Task requirements:
Write out every single entry exactly.

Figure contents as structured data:
☆ ☆ ☆ ☆ ☆ ☆ ☆

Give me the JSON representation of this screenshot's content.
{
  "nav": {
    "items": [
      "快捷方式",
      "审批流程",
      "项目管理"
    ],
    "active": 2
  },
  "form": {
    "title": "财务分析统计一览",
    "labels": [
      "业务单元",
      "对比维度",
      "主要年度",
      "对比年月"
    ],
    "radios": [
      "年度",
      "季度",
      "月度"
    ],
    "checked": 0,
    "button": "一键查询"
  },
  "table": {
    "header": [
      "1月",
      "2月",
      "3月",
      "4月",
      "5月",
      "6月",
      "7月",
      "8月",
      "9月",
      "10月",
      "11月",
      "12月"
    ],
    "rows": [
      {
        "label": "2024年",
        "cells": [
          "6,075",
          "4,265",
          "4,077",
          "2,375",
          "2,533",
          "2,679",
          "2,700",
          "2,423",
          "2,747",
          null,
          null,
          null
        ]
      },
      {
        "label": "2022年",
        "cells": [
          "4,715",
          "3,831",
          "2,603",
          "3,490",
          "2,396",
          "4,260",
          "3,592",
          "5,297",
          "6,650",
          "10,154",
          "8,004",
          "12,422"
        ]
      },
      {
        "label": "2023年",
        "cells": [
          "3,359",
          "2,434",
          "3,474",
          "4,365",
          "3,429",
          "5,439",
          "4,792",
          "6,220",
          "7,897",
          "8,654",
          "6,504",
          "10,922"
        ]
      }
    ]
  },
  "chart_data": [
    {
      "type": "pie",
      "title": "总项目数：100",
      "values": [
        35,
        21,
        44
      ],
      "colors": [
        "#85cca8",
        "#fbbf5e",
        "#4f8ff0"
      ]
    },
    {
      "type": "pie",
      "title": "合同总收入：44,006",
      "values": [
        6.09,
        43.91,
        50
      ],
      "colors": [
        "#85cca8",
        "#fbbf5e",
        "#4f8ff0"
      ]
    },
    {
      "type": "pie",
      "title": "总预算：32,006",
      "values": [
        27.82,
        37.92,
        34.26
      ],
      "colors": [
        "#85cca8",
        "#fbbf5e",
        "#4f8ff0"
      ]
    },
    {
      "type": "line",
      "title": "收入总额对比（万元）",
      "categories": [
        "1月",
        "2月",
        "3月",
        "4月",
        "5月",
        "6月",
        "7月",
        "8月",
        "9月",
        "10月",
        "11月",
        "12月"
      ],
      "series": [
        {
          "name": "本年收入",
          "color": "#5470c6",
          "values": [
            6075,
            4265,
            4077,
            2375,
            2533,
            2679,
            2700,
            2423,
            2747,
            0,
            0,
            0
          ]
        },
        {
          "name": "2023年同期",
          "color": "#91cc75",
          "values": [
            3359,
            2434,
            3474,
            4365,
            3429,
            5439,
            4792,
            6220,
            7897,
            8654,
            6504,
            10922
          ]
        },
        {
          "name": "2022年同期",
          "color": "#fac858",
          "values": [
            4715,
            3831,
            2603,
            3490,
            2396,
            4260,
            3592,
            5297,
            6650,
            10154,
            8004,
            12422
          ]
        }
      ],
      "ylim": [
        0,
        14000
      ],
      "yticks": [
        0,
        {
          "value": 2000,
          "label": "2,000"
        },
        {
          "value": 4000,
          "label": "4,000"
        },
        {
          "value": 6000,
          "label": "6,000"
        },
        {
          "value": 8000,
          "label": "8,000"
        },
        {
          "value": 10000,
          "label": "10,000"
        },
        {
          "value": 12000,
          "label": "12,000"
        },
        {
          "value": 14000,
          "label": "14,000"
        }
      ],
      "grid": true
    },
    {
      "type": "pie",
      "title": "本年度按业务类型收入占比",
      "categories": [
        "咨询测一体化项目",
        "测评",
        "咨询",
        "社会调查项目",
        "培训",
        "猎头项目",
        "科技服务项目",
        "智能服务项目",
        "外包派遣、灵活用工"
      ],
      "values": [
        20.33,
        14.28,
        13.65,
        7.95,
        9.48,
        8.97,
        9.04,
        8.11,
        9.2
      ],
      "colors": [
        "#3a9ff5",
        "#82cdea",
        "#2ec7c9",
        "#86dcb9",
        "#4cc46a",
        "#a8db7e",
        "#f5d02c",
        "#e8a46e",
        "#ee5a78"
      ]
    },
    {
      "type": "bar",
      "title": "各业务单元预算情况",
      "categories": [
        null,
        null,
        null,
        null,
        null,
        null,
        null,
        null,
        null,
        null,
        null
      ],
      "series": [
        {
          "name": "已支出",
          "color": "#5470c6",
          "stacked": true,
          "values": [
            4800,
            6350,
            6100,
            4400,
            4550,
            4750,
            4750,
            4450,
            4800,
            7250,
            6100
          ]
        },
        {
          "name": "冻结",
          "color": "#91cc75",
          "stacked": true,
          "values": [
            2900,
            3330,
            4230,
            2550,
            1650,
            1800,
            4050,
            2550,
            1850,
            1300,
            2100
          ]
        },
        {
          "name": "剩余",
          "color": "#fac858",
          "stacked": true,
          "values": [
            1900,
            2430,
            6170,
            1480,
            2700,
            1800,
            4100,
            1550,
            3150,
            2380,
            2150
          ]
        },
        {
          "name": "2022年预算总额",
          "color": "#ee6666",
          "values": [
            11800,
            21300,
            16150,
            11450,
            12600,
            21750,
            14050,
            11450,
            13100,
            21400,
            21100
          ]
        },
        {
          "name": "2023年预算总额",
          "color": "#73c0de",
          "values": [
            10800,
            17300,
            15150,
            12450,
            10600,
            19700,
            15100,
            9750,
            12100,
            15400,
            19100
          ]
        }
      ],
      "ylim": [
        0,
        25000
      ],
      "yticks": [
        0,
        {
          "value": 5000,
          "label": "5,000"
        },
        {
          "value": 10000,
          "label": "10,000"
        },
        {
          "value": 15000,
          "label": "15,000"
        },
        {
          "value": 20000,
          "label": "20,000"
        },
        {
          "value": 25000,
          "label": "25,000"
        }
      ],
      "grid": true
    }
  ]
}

☆ ☆ ☆ ☆ ☆ ☆ ☆

Response to this exercise:
Give me the JSON representation of this screenshot's content.
{
  "nav": {
    "items": [
      "快捷方式",
      "审批流程",
      "项目管理"
    ],
    "active": 2
  },
  "form": {
    "title": "财务分析统计一览",
    "labels": [
      "业务单元",
      "对比维度",
      "主要年度",
      "对比年月"
    ],
    "radios": [
      "年度",
      "季度",
      "月度"
    ],
    "checked": 0,
    "button": "一键查询"
  },
  "table": {
    "header": [
      "1月",
      "2月",
      "3月",
      "4月",
      "5月",
      "6月",
      "7月",
      "8月",
      "9月",
      "10月",
      "11月",
      "12月"
    ],
    "rows": [
      {
        "label": "2024年",
        "cells": [
          "6,075",
          "4,265",
          "4,077",
          "2,375",
          "2,533",
          "2,679",
          "2,700",
          "2,423",
          "2,747",
          null,
          null,
          null
        ]
      },
      {
        "label": "2022年",
        "cells": [
          "4,715",
          "3,831",
          "2,603",
          "3,490",
          "2,396",
          "4,260",
          "3,592",
          "5,297",
          "6,650",
          "10,154",
          "8,004",
          "12,422"
        ]
      },
      {
        "label": "2023年",
        "cells": [
          "3,359",
          "2,434",
          "3,474",
          "4,365",
          "3,429",
          "5,439",
          "4,792",
          "6,220",
          "7,897",
          "8,654",
          "6,504",
          "10,922"
        ]
      }
    ]
  },
  "chart_data": [
    {
      "type": "pie",
      "title": "总项目数：100",
      "values": [
        35,
        21,
        44
      ],
      "colors": [
        "#85cca8",
        "#fbbf5e",
        "#4f8ff0"
      ]
    },
    {
      "type": "pie",
      "title": "合同总收入：44,006",
      "values": [
        6.09,
        43.91,
        50
      ],
      "colors": [
        "#85cca8",
        "#fbbf5e",
        "#4f8ff0"
      ]
    },
    {
      "type": "pie",
      "title": "总预算：32,006",
      "values": [
        27.82,
        37.92,
        34.26
      ],
      "colors": [
        "#85cca8",
        "#fbbf5e",
        "#4f8ff0"
      ]
    },
    {
      "type": "line",
      "title": "收入总额对比（万元）",
      "categories": [
        "1月",
        "2月",
        "3月",
        "4月",
        "5月",
        "6月",
        "7月",
        "8月",
        "9月",
        "10月",
        "11月",
        "12月"
      ],
      "series": [
        {
          "name": "本年收入",
          "color": "#5470c6",
          "values": [
            6075,
            4265,
            4077,
            2375,
            2533,
            2679,
            2700,
            2423,
            2747,
            0,
            0,
            0
          ]
        },
        {
          "name": "2023年同期",
          "color": "#91cc75",
          "values": [
            3359,
            2434,
            3474,
            4365,
            3429,
            5439,
            4792,
            6220,
            7897,
            8654,
            6504,
            10922
          ]
        },
        {
          "name": "2022年同期",
          "color": "#fac858",
          "values": [
            4715,
            3831,
            2603,
            3490,
            2396,
            4260,
            3592,
            5297,
            6650,
            10154,
            8004,
            12422
          ]
        }
      ],
      "ylim": [
        0,
        14000
      ],
      "yticks": [
        0,
        {
          "value": 2000,
          "label": "2,000"
        },
        {
          "value": 4000,
          "label": "4,000"
        },
        {
          "value": 6000,
          "label": "6,000"
        },
        {
          "value": 8000,
          "label": "8,000"
        },
        {
          "value": 10000,
          "label": "10,000"
        },
        {
          "value": 12000,
          "label": "12,000"
        },
        {
          "value": 14000,
          "label": "14,000"
        }
      ],
      "grid": true
    },
    {
      "type": "pie",
      "title": "本年度按业务类型收入占比",
      "categories": [
        "咨询测一体化项目",
        "测评",
        "咨询",
        "社会调查项目",
        "培训",
        "猎头项目",
        "科技服务项目",
        "智能服务项目",
        "外包派遣、灵活用工"
      ],
      "values": [
        20.33,
        14.28,
        13.65,
        7.95,
        9.48,
        8.97,
        9.04,
        8.11,
        9.2
      ],
      "colors": [
        "#3a9ff5",
        "#82cdea",
        "#2ec7c9",
        "#86dcb9",
        "#4cc46a",
        "#a8db7e",
        "#f5d02c",
        "#e8a46e",
        "#ee5a78"
      ]
    },
    {
      "type": "bar",
      "title": "各业务单元预算情况",
      "categories": [
        null,
        null,
        null,
        null,
        null,
        null,
        null,
        null,
        null,
        null,
        null
      ],
      "series": [
        {
          "name": "已支出",
          "color": "#5470c6",
          "stacked": true,
          "values": [
            4800,
            6350,
            6100,
            4400,
            4550,
            4750,
            4750,
            4450,
            4800,
            7250,
            6100
          ]
        },
        {
          "name": "冻结",
          "color": "#91cc75",
          "stacked": true,
          "values": [
            2900,
            3330,
            4230,
            2550,
            1650,
            1800,
            4050,
            2550,
            1850,
            1300,
            2100
          ]
        },
        {
          "name": "剩余",
          "color": "#fac858",
          "stacked": true,
          "values": [
            1900,
            2430,
            6170,
            1480,
            2700,
            1800,
            4100,
            1550,
            3150,
            2380,
            2150
          ]
        },
        {
          "name": "2022年预算总额",
          "color": "#ee6666",
          "values": [
            11800,
            21300,
            16150,
            11450,
            12600,
            21750,
            14050,
            11450,
            13100,
            21400,
            21100
          ]
        },
        {
          "name": "2023年预算总额",
          "color": "#73c0de",
          "values": [
            10800,
            17300,
            15150,
            12450,
            10600,
            19700,
            15100,
            9750,
            12100,
            15400,
            19100
          ]
        }
      ],
      "ylim": [
        0,
        25000
      ],
      "yticks": [
        0,
        {
          "value": 5000,
          "label": "5,000"
        },
        {
          "value": 10000,
          "label": "10,000"
        },
        {
          "value": 15000,
          "label": "15,000"
        },
        {
          "value": 20000,
          "label": "20,000"
        },
        {
          "value": 25000,
          "label": "25,000"
        }
      ],
      "grid": true
    }
  ]
}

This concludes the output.